» **EXERCISE DESCRIPTION**: Pictures do not belong in the copy; restate the records below word for word.

--------------------------------------------------

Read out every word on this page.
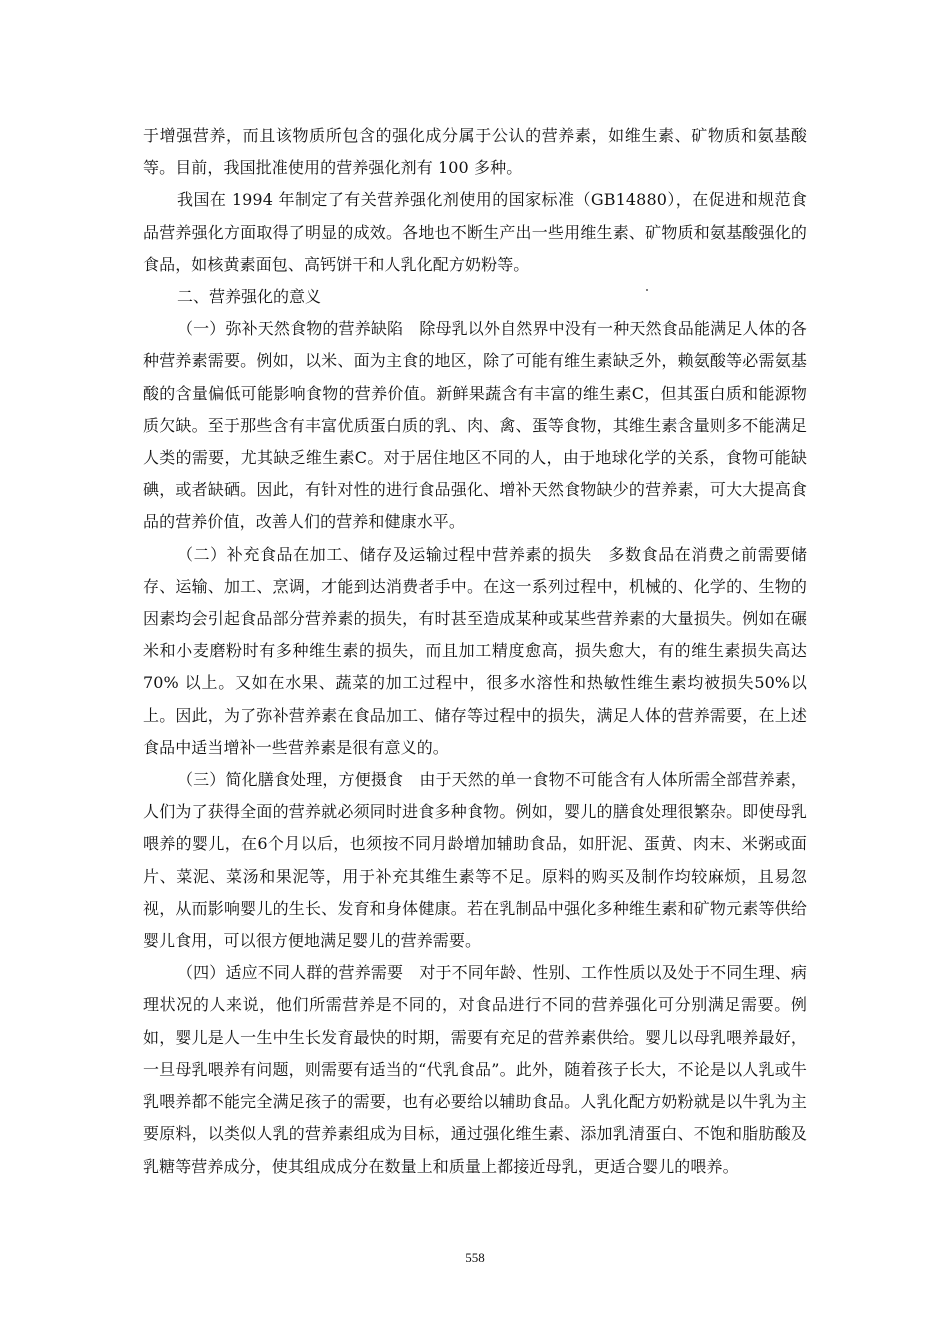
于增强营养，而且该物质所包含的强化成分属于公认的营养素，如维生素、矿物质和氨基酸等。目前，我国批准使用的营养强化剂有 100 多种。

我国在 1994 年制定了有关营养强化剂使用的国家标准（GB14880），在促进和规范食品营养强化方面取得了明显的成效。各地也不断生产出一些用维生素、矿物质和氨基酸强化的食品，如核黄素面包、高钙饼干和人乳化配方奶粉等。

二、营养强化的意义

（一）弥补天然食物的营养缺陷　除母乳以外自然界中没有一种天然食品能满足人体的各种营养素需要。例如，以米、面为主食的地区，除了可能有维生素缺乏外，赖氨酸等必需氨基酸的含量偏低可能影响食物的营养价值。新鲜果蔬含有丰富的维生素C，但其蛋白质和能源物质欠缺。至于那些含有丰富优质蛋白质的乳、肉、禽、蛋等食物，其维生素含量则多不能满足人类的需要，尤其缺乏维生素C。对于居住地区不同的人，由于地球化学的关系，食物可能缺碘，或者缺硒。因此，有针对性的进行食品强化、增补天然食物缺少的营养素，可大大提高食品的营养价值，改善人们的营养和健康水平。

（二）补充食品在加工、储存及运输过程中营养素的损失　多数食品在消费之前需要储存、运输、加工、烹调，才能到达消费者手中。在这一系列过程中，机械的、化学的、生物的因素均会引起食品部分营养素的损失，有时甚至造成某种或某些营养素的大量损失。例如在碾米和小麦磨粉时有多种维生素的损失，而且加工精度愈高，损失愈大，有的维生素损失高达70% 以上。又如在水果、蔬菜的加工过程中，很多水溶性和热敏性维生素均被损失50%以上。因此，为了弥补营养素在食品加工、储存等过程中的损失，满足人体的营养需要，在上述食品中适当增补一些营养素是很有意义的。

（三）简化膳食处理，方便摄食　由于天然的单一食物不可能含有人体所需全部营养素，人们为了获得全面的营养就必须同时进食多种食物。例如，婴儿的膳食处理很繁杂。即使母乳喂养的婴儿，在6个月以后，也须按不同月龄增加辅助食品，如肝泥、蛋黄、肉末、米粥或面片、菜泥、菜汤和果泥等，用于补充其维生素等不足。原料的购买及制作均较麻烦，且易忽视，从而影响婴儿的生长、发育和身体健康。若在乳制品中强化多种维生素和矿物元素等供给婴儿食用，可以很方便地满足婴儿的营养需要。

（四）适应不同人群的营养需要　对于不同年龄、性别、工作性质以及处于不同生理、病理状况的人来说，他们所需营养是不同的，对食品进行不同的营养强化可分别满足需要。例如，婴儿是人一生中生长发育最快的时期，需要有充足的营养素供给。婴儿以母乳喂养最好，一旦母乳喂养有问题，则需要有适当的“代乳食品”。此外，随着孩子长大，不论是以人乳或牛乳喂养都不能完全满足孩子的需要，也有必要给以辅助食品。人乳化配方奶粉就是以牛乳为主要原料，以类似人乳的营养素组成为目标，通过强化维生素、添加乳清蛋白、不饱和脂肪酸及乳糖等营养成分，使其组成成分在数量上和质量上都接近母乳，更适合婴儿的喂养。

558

--------------------------------------------------

» **RESPONSE FOR THIS EXERCISE**:
Read out every word on this page.
于增强营养，而且该物质所包含的强化成分属于公认的营养素，如维生素、矿物质和氨基酸等。目前，我国批准使用的营养强化剂有 100 多种。

我国在 1994 年制定了有关营养强化剂使用的国家标准（GB14880），在促进和规范食品营养强化方面取得了明显的成效。各地也不断生产出一些用维生素、矿物质和氨基酸强化的食品，如核黄素面包、高钙饼干和人乳化配方奶粉等。

二、营养强化的意义

（一）弥补天然食物的营养缺陷　除母乳以外自然界中没有一种天然食品能满足人体的各种营养素需要。例如，以米、面为主食的地区，除了可能有维生素缺乏外，赖氨酸等必需氨基酸的含量偏低可能影响食物的营养价值。新鲜果蔬含有丰富的维生素C，但其蛋白质和能源物质欠缺。至于那些含有丰富优质蛋白质的乳、肉、禽、蛋等食物，其维生素含量则多不能满足人类的需要，尤其缺乏维生素C。对于居住地区不同的人，由于地球化学的关系，食物可能缺碘，或者缺硒。因此，有针对性的进行食品强化、增补天然食物缺少的营养素，可大大提高食品的营养价值，改善人们的营养和健康水平。

（二）补充食品在加工、储存及运输过程中营养素的损失　多数食品在消费之前需要储存、运输、加工、烹调，才能到达消费者手中。在这一系列过程中，机械的、化学的、生物的因素均会引起食品部分营养素的损失，有时甚至造成某种或某些营养素的大量损失。例如在碾米和小麦磨粉时有多种维生素的损失，而且加工精度愈高，损失愈大，有的维生素损失高达70% 以上。又如在水果、蔬菜的加工过程中，很多水溶性和热敏性维生素均被损失50%以上。因此，为了弥补营养素在食品加工、储存等过程中的损失，满足人体的营养需要，在上述食品中适当增补一些营养素是很有意义的。

（三）简化膳食处理，方便摄食　由于天然的单一食物不可能含有人体所需全部营养素，人们为了获得全面的营养就必须同时进食多种食物。例如，婴儿的膳食处理很繁杂。即使母乳喂养的婴儿，在6个月以后，也须按不同月龄增加辅助食品，如肝泥、蛋黄、肉末、米粥或面片、菜泥、菜汤和果泥等，用于补充其维生素等不足。原料的购买及制作均较麻烦，且易忽视，从而影响婴儿的生长、发育和身体健康。若在乳制品中强化多种维生素和矿物元素等供给婴儿食用，可以很方便地满足婴儿的营养需要。

（四）适应不同人群的营养需要　对于不同年龄、性别、工作性质以及处于不同生理、病理状况的人来说，他们所需营养是不同的，对食品进行不同的营养强化可分别满足需要。例如，婴儿是人一生中生长发育最快的时期，需要有充足的营养素供给。婴儿以母乳喂养最好，一旦母乳喂养有问题，则需要有适当的“代乳食品”。此外，随着孩子长大，不论是以人乳或牛乳喂养都不能完全满足孩子的需要，也有必要给以辅助食品。人乳化配方奶粉就是以牛乳为主要原料，以类似人乳的营养素组成为目标，通过强化维生素、添加乳清蛋白、不饱和脂肪酸及乳糖等营养成分，使其组成成分在数量上和质量上都接近母乳，更适合婴儿的喂养。

558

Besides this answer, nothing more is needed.